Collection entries
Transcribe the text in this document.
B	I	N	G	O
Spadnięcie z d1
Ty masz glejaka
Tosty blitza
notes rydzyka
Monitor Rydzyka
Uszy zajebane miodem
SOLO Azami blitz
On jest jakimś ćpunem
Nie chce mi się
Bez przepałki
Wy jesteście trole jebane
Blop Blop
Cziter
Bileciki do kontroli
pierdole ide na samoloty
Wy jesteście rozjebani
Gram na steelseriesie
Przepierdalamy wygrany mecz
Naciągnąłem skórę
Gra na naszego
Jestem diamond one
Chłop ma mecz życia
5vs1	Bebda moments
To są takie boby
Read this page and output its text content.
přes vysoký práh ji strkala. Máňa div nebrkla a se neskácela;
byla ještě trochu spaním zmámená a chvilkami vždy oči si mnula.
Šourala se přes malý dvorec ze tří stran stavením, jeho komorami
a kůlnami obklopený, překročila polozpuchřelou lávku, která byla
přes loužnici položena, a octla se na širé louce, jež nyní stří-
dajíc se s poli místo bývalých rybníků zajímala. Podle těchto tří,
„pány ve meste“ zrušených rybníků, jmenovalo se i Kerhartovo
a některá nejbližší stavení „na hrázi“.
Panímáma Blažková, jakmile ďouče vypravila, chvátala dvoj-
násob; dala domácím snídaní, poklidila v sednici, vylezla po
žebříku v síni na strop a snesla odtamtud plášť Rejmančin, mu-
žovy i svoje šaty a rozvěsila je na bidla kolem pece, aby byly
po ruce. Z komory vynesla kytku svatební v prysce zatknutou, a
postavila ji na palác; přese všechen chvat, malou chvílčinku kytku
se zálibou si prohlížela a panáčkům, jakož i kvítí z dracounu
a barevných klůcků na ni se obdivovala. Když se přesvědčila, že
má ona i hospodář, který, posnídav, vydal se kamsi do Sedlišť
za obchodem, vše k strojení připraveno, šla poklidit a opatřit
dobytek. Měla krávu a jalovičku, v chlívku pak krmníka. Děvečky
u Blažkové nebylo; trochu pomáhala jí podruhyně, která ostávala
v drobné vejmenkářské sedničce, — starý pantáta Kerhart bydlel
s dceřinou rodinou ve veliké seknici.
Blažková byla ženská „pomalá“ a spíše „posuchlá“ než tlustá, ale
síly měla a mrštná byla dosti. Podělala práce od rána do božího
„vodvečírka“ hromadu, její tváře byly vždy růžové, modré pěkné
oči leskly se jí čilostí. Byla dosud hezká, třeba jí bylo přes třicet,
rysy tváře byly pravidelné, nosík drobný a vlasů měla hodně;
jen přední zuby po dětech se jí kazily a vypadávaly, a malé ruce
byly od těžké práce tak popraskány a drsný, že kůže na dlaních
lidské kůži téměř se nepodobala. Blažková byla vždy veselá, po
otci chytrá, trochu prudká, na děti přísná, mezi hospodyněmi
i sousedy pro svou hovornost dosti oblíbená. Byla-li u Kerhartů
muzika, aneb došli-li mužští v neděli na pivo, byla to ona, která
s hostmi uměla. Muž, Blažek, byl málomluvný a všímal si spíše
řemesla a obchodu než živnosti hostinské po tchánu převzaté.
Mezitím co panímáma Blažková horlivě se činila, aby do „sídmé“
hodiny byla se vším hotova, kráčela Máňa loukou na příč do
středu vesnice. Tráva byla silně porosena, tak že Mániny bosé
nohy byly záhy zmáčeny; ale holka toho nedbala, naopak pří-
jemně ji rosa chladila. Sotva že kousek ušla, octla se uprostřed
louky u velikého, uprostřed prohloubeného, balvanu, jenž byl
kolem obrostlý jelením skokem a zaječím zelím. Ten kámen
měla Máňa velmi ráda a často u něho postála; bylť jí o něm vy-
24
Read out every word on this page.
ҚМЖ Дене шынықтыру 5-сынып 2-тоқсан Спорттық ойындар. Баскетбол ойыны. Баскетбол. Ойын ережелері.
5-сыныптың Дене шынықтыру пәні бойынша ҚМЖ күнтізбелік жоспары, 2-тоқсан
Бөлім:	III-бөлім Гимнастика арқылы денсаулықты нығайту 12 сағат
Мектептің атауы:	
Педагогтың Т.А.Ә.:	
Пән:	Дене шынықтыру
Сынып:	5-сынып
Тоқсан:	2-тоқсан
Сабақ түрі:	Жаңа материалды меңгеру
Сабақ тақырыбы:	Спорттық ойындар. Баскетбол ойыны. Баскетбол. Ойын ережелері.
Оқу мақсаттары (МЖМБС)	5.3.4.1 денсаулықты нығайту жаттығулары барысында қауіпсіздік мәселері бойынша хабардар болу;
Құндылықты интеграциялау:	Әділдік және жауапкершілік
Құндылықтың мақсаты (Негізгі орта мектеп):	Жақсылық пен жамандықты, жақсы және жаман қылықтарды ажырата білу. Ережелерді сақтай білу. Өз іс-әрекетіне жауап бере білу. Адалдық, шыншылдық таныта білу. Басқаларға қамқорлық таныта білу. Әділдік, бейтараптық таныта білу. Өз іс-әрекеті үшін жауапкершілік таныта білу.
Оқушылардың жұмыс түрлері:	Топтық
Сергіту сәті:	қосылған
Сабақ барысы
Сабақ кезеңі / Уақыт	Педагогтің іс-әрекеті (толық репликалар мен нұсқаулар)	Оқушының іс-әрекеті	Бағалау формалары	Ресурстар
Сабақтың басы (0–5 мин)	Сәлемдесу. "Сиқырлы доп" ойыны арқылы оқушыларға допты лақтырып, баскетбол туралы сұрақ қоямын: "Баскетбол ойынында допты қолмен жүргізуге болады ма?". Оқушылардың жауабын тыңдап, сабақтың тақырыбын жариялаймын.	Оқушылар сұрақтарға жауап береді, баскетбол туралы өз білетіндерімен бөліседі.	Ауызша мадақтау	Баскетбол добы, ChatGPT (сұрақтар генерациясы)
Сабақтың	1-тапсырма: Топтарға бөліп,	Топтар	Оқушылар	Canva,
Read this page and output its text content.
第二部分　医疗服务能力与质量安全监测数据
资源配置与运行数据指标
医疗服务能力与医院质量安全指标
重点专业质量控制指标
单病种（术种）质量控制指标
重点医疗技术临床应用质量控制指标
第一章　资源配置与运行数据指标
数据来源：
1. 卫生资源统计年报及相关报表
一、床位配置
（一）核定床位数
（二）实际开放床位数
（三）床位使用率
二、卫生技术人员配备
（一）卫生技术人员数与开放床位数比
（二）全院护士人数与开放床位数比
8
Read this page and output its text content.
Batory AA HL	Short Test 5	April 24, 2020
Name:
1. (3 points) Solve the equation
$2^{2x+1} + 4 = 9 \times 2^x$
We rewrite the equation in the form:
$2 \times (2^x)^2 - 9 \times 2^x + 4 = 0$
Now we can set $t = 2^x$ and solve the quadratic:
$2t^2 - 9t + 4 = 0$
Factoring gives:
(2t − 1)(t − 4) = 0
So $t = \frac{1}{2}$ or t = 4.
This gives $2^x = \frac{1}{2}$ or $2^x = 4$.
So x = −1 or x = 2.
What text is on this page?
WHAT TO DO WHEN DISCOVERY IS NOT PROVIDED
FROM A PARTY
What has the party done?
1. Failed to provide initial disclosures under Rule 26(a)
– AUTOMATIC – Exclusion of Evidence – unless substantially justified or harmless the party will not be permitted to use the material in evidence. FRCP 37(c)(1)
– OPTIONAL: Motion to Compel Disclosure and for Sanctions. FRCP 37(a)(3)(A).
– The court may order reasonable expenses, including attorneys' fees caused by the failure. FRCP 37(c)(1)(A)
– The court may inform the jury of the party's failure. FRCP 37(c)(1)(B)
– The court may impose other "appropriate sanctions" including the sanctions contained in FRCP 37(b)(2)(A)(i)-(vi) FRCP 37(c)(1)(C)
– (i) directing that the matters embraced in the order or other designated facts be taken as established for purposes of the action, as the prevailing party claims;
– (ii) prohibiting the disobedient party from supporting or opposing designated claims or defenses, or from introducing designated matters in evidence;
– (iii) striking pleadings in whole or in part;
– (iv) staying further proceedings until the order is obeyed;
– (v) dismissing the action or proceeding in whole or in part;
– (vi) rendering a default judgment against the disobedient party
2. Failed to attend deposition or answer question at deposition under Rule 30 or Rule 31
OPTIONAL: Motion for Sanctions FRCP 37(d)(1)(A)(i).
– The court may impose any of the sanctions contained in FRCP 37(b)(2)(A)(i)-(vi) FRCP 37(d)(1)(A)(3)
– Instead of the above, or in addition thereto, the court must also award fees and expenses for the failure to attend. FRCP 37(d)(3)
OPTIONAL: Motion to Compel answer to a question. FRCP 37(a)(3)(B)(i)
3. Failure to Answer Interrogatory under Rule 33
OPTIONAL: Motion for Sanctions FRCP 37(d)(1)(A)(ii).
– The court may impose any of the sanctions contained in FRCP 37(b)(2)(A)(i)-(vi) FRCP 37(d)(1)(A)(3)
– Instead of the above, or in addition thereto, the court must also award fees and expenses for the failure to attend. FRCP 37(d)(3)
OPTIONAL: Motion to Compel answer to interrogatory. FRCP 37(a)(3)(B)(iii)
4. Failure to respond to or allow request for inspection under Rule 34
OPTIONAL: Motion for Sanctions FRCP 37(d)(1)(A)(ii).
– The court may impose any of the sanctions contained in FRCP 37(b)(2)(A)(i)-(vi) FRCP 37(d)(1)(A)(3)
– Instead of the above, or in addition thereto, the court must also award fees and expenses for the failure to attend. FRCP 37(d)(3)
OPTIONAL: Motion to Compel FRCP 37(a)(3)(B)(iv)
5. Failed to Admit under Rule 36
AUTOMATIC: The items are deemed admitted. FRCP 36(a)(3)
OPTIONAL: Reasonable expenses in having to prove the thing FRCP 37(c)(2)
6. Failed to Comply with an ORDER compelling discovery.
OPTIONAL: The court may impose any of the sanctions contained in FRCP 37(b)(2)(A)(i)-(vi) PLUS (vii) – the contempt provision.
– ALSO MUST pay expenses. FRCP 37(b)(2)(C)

*PROBLEM DETAILS*.
Pick out the lines containing the string "mecz" and show them.

*SOLUTION TO THE PROBLEM*.
Przepierdalamy wygrany mecz
Chłop ma mecz życia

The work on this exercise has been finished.